- _What needs to be done_: Look for the string "start" in every line, and copy each line that has it.

Chart and figure data:
::::::::::

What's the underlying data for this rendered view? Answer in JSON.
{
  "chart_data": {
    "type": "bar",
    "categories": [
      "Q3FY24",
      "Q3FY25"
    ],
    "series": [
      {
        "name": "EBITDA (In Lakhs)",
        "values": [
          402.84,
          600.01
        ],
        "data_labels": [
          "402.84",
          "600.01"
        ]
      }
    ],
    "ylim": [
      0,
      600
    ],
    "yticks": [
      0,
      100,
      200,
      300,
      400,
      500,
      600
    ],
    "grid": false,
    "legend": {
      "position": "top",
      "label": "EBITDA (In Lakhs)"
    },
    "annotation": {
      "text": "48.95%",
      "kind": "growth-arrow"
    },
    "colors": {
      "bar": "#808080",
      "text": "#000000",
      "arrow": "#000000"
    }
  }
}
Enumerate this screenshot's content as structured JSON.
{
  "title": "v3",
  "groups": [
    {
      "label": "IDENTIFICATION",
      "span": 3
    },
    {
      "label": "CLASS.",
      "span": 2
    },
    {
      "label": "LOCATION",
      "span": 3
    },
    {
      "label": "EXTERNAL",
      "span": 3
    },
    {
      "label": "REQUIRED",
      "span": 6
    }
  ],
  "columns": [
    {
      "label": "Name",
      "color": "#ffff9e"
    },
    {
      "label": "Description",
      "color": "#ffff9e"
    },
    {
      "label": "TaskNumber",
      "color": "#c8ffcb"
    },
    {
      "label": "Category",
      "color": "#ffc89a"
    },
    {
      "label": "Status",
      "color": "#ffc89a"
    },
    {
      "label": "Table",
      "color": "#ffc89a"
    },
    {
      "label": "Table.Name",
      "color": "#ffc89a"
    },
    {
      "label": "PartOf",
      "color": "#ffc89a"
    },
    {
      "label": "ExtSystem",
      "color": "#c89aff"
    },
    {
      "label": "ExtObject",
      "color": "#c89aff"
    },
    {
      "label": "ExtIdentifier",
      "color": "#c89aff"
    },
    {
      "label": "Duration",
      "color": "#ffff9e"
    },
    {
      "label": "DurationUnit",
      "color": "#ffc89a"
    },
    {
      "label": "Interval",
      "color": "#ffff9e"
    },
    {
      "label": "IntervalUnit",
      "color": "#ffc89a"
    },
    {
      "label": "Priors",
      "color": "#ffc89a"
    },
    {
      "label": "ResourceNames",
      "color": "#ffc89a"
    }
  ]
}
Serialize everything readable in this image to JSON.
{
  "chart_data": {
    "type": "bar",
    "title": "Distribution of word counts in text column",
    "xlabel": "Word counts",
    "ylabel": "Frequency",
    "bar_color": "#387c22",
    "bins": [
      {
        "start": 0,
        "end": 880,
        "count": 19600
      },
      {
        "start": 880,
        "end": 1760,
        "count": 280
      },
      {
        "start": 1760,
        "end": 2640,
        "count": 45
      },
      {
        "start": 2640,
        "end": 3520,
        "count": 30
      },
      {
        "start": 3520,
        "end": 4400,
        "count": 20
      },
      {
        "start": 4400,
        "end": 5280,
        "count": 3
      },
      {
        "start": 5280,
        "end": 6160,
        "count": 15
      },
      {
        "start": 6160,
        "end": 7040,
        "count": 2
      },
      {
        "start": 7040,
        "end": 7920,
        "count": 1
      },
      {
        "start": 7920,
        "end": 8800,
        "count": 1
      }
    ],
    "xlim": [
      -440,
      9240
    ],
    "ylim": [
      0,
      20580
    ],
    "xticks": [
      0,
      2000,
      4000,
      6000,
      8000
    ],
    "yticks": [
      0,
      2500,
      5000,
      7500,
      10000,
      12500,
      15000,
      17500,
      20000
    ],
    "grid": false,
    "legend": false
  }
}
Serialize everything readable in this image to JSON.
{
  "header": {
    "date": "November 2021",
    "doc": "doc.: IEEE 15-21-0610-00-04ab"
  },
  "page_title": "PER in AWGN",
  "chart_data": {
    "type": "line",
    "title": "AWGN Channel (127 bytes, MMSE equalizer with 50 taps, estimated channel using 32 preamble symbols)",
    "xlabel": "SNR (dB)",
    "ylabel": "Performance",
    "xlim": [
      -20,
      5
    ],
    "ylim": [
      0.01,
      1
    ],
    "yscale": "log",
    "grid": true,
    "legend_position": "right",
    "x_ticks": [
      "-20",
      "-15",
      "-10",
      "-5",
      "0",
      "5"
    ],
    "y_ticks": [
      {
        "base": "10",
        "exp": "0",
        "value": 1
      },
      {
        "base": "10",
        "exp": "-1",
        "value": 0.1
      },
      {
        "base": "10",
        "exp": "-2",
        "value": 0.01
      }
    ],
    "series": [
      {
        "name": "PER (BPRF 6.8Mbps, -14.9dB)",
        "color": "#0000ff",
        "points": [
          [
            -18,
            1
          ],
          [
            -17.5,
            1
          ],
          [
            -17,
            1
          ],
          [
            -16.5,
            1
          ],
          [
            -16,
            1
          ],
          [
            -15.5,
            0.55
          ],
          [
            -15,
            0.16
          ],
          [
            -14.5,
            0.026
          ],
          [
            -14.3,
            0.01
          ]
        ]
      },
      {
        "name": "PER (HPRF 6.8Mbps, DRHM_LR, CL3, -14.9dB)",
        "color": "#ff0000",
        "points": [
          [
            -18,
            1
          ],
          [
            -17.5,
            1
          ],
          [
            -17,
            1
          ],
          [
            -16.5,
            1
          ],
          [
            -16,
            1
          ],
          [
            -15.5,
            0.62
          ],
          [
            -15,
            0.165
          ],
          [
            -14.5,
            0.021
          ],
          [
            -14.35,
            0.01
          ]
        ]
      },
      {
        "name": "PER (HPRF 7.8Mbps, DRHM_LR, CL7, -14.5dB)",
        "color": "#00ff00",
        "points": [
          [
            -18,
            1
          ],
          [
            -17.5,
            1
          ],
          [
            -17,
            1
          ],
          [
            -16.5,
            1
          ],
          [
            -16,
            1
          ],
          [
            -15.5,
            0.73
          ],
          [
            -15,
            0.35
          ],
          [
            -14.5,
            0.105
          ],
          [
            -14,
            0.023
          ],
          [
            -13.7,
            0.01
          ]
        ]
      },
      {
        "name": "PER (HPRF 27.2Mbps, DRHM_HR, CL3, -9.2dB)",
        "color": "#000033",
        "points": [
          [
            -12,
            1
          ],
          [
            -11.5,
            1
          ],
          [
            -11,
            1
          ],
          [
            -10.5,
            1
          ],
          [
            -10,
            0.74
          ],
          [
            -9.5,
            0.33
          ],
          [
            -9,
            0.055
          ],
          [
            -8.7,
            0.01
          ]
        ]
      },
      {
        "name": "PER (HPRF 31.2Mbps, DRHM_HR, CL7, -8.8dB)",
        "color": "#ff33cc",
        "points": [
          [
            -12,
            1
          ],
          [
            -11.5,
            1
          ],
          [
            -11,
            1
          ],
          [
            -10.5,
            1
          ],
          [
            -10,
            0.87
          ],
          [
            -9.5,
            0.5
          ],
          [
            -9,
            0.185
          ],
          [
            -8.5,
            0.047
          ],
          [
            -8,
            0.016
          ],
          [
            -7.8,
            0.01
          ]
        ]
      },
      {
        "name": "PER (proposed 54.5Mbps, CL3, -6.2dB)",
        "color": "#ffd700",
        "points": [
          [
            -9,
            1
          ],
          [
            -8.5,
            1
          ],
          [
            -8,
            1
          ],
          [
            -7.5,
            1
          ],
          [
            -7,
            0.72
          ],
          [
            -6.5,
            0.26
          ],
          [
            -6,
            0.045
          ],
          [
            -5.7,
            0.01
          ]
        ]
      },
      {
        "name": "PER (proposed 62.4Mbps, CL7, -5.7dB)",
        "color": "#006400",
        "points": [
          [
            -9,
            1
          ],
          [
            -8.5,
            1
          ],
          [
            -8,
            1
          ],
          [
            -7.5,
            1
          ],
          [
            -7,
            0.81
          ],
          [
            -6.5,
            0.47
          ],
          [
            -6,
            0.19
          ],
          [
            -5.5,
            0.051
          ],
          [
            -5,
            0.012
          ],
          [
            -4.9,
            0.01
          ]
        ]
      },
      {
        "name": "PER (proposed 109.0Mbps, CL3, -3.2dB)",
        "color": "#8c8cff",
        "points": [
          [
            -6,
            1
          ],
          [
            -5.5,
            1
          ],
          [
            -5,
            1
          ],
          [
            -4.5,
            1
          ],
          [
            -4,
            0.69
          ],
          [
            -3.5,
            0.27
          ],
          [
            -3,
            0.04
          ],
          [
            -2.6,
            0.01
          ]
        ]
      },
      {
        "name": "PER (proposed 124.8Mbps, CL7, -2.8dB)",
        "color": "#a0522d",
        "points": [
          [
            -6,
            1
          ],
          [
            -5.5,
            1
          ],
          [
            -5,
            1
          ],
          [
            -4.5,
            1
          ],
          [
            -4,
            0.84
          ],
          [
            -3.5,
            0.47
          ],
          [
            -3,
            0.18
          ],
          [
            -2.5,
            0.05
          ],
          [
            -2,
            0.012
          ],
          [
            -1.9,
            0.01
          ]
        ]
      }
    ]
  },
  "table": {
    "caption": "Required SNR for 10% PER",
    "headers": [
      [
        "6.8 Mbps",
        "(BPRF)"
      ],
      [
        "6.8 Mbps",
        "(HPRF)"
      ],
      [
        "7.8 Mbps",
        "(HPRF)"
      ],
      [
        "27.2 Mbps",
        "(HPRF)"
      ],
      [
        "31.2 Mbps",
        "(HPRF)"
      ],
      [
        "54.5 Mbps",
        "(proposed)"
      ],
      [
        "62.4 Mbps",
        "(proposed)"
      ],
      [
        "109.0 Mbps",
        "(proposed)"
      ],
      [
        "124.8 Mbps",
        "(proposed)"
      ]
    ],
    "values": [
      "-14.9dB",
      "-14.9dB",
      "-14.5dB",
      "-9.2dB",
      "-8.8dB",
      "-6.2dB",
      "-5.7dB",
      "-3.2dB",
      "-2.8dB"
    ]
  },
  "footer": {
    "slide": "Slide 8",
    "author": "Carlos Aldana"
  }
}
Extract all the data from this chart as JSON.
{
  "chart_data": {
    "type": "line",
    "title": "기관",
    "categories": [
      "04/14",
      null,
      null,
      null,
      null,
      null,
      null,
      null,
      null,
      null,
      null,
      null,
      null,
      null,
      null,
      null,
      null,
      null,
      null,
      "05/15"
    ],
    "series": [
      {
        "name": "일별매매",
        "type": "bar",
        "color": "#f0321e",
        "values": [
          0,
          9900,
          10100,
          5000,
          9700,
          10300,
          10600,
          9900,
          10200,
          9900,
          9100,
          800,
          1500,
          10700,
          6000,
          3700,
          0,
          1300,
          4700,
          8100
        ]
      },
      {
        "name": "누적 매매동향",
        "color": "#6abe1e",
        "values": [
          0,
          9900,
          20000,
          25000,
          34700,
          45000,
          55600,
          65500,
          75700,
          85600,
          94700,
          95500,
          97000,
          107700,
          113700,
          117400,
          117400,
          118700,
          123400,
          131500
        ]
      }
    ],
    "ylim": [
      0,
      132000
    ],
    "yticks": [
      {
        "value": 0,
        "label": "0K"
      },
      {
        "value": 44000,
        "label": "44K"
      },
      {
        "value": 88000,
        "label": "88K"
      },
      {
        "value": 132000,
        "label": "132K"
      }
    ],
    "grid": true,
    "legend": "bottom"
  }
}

::::::::::

- _Response below_:
        "start": 0,
        "start": 880,
        "start": 1760,
        "start": 2640,
        "start": 3520,
        "start": 4400,
        "start": 5280,
        "start": 6160,
        "start": 7040,
        "start": 7920,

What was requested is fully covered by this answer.